* begin *

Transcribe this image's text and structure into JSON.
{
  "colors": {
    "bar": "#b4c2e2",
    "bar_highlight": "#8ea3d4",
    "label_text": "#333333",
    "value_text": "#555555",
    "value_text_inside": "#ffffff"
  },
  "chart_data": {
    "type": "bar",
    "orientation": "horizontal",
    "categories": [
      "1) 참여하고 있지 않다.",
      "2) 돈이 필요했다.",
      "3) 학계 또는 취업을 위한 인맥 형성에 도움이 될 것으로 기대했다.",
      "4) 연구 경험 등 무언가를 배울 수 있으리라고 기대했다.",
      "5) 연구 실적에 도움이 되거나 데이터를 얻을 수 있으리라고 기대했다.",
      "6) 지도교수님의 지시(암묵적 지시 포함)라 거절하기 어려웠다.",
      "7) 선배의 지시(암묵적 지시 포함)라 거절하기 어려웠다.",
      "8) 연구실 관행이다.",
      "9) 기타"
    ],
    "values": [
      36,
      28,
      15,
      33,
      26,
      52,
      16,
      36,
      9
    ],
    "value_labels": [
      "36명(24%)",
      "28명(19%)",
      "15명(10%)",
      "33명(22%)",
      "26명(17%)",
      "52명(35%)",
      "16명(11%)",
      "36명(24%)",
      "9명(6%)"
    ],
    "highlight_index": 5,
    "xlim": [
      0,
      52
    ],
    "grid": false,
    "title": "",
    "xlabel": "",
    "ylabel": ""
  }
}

* end *

▸ Request
Write out the material from the first line to the last, exactly.

▸ Worked solution
Transcribe this image's text and structure into JSON.
{
  "colors": {
    "bar": "#b4c2e2",
    "bar_highlight": "#8ea3d4",
    "label_text": "#333333",
    "value_text": "#555555",
    "value_text_inside": "#ffffff"
  },
  "chart_data": {
    "type": "bar",
    "orientation": "horizontal",
    "categories": [
      "1) 참여하고 있지 않다.",
      "2) 돈이 필요했다.",
      "3) 학계 또는 취업을 위한 인맥 형성에 도움이 될 것으로 기대했다.",
      "4) 연구 경험 등 무언가를 배울 수 있으리라고 기대했다.",
      "5) 연구 실적에 도움이 되거나 데이터를 얻을 수 있으리라고 기대했다.",
      "6) 지도교수님의 지시(암묵적 지시 포함)라 거절하기 어려웠다.",
      "7) 선배의 지시(암묵적 지시 포함)라 거절하기 어려웠다.",
      "8) 연구실 관행이다.",
      "9) 기타"
    ],
    "values": [
      36,
      28,
      15,
      33,
      26,
      52,
      16,
      36,
      9
    ],
    "value_labels": [
      "36명(24%)",
      "28명(19%)",
      "15명(10%)",
      "33명(22%)",
      "26명(17%)",
      "52명(35%)",
      "16명(11%)",
      "36명(24%)",
      "9명(6%)"
    ],
    "highlight_index": 5,
    "xlim": [
      0,
      52
    ],
    "grid": false,
    "title": "",
    "xlabel": "",
    "ylabel": ""
  }
}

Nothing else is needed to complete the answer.